__AIM OF THE EXERCISE__: Reproduce every record below exactly as it appears.

Start of DATA TO USE

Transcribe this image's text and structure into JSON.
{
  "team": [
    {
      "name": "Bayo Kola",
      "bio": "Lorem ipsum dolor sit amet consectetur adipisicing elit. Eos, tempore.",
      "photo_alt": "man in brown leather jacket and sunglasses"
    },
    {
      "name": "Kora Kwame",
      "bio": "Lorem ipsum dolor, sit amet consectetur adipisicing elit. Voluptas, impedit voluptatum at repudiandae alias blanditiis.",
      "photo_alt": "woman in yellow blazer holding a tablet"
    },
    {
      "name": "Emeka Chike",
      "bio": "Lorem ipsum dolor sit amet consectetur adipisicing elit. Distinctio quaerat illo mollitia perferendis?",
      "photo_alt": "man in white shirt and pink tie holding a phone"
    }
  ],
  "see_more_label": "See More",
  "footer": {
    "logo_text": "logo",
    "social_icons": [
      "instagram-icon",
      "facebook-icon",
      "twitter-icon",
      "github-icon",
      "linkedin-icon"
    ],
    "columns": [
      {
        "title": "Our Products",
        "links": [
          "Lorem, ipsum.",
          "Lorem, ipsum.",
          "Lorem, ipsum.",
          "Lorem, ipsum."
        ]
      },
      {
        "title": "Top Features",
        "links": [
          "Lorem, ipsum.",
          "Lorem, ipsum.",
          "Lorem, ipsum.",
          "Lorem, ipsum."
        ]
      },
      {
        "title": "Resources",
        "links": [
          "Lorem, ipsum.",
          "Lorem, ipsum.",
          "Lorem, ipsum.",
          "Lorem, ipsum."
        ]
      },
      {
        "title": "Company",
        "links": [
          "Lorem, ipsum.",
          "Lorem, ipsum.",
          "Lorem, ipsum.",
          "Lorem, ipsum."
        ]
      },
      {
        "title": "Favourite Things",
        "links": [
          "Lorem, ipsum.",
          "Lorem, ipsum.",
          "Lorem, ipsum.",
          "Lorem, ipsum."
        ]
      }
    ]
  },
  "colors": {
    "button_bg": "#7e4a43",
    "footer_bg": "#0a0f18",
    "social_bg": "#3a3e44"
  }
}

End of DATA TO USE

__FINAL RESULT__:
Transcribe this image's text and structure into JSON.
{
  "team": [
    {
      "name": "Bayo Kola",
      "bio": "Lorem ipsum dolor sit amet consectetur adipisicing elit. Eos, tempore.",
      "photo_alt": "man in brown leather jacket and sunglasses"
    },
    {
      "name": "Kora Kwame",
      "bio": "Lorem ipsum dolor, sit amet consectetur adipisicing elit. Voluptas, impedit voluptatum at repudiandae alias blanditiis.",
      "photo_alt": "woman in yellow blazer holding a tablet"
    },
    {
      "name": "Emeka Chike",
      "bio": "Lorem ipsum dolor sit amet consectetur adipisicing elit. Distinctio quaerat illo mollitia perferendis?",
      "photo_alt": "man in white shirt and pink tie holding a phone"
    }
  ],
  "see_more_label": "See More",
  "footer": {
    "logo_text": "logo",
    "social_icons": [
      "instagram-icon",
      "facebook-icon",
      "twitter-icon",
      "github-icon",
      "linkedin-icon"
    ],
    "columns": [
      {
        "title": "Our Products",
        "links": [
          "Lorem, ipsum.",
          "Lorem, ipsum.",
          "Lorem, ipsum.",
          "Lorem, ipsum."
        ]
      },
      {
        "title": "Top Features",
        "links": [
          "Lorem, ipsum.",
          "Lorem, ipsum.",
          "Lorem, ipsum.",
          "Lorem, ipsum."
        ]
      },
      {
        "title": "Resources",
        "links": [
          "Lorem, ipsum.",
          "Lorem, ipsum.",
          "Lorem, ipsum.",
          "Lorem, ipsum."
        ]
      },
      {
        "title": "Company",
        "links": [
          "Lorem, ipsum.",
          "Lorem, ipsum.",
          "Lorem, ipsum.",
          "Lorem, ipsum."
        ]
      },
      {
        "title": "Favourite Things",
        "links": [
          "Lorem, ipsum.",
          "Lorem, ipsum.",
          "Lorem, ipsum.",
          "Lorem, ipsum."
        ]
      }
    ]
  },
  "colors": {
    "button_bg": "#7e4a43",
    "footer_bg": "#0a0f18",
    "social_bg": "#3a3e44"
  }
}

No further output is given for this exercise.